[Stated task] Make an exact copy of the entries below.

━━━ Working data

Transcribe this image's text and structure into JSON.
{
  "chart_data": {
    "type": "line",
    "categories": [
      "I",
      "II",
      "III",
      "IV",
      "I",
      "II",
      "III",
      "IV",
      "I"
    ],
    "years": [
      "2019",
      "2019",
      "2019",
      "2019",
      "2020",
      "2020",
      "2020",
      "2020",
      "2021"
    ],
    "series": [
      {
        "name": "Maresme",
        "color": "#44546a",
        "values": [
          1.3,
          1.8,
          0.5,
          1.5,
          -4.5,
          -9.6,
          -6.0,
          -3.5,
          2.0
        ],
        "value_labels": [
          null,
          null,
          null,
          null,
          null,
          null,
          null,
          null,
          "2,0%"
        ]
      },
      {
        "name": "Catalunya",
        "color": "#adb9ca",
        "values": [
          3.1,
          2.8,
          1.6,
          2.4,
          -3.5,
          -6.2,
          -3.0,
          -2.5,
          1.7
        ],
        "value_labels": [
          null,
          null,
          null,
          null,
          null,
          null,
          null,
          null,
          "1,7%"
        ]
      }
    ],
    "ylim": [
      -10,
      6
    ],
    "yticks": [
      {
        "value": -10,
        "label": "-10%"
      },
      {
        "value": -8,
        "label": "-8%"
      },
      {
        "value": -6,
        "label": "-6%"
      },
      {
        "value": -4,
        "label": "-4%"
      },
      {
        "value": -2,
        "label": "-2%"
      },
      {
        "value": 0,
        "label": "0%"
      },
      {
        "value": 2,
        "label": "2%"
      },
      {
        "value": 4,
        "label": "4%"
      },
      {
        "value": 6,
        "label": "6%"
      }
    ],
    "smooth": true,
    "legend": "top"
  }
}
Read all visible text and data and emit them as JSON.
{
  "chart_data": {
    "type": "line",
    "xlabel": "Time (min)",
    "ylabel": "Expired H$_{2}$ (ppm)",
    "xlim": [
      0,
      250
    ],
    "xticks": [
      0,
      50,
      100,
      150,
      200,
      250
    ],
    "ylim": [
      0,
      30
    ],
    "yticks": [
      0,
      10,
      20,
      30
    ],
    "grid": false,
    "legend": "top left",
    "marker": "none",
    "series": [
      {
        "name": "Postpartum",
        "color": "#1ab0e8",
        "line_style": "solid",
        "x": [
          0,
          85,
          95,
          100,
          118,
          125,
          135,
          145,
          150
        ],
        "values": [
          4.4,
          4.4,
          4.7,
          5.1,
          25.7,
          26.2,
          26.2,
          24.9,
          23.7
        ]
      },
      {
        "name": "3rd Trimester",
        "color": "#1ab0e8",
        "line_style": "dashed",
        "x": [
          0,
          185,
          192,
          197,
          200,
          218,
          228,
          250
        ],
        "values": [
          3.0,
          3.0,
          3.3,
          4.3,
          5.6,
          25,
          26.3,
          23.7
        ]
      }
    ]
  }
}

━━━━━━

[Result of the task]
Transcribe this image's text and structure into JSON.
{
  "chart_data": {
    "type": "line",
    "categories": [
      "I",
      "II",
      "III",
      "IV",
      "I",
      "II",
      "III",
      "IV",
      "I"
    ],
    "years": [
      "2019",
      "2019",
      "2019",
      "2019",
      "2020",
      "2020",
      "2020",
      "2020",
      "2021"
    ],
    "series": [
      {
        "name": "Maresme",
        "color": "#44546a",
        "values": [
          1.3,
          1.8,
          0.5,
          1.5,
          -4.5,
          -9.6,
          -6.0,
          -3.5,
          2.0
        ],
        "value_labels": [
          null,
          null,
          null,
          null,
          null,
          null,
          null,
          null,
          "2,0%"
        ]
      },
      {
        "name": "Catalunya",
        "color": "#adb9ca",
        "values": [
          3.1,
          2.8,
          1.6,
          2.4,
          -3.5,
          -6.2,
          -3.0,
          -2.5,
          1.7
        ],
        "value_labels": [
          null,
          null,
          null,
          null,
          null,
          null,
          null,
          null,
          "1,7%"
        ]
      }
    ],
    "ylim": [
      -10,
      6
    ],
    "yticks": [
      {
        "value": -10,
        "label": "-10%"
      },
      {
        "value": -8,
        "label": "-8%"
      },
      {
        "value": -6,
        "label": "-6%"
      },
      {
        "value": -4,
        "label": "-4%"
      },
      {
        "value": -2,
        "label": "-2%"
      },
      {
        "value": 0,
        "label": "0%"
      },
      {
        "value": 2,
        "label": "2%"
      },
      {
        "value": 4,
        "label": "4%"
      },
      {
        "value": 6,
        "label": "6%"
      }
    ],
    "smooth": true,
    "legend": "top"
  }
}
Read all visible text and data and emit them as JSON.
{
  "chart_data": {
    "type": "line",
    "xlabel": "Time (min)",
    "ylabel": "Expired H$_{2}$ (ppm)",
    "xlim": [
      0,
      250
    ],
    "xticks": [
      0,
      50,
      100,
      150,
      200,
      250
    ],
    "ylim": [
      0,
      30
    ],
    "yticks": [
      0,
      10,
      20,
      30
    ],
    "grid": false,
    "legend": "top left",
    "marker": "none",
    "series": [
      {
        "name": "Postpartum",
        "color": "#1ab0e8",
        "line_style": "solid",
        "x": [
          0,
          85,
          95,
          100,
          118,
          125,
          135,
          145,
          150
        ],
        "values": [
          4.4,
          4.4,
          4.7,
          5.1,
          25.7,
          26.2,
          26.2,
          24.9,
          23.7
        ]
      },
      {
        "name": "3rd Trimester",
        "color": "#1ab0e8",
        "line_style": "dashed",
        "x": [
          0,
          185,
          192,
          197,
          200,
          218,
          228,
          250
        ],
        "values": [
          3.0,
          3.0,
          3.3,
          4.3,
          5.6,
          25,
          26.3,
          23.7
        ]
      }
    ]
  }
}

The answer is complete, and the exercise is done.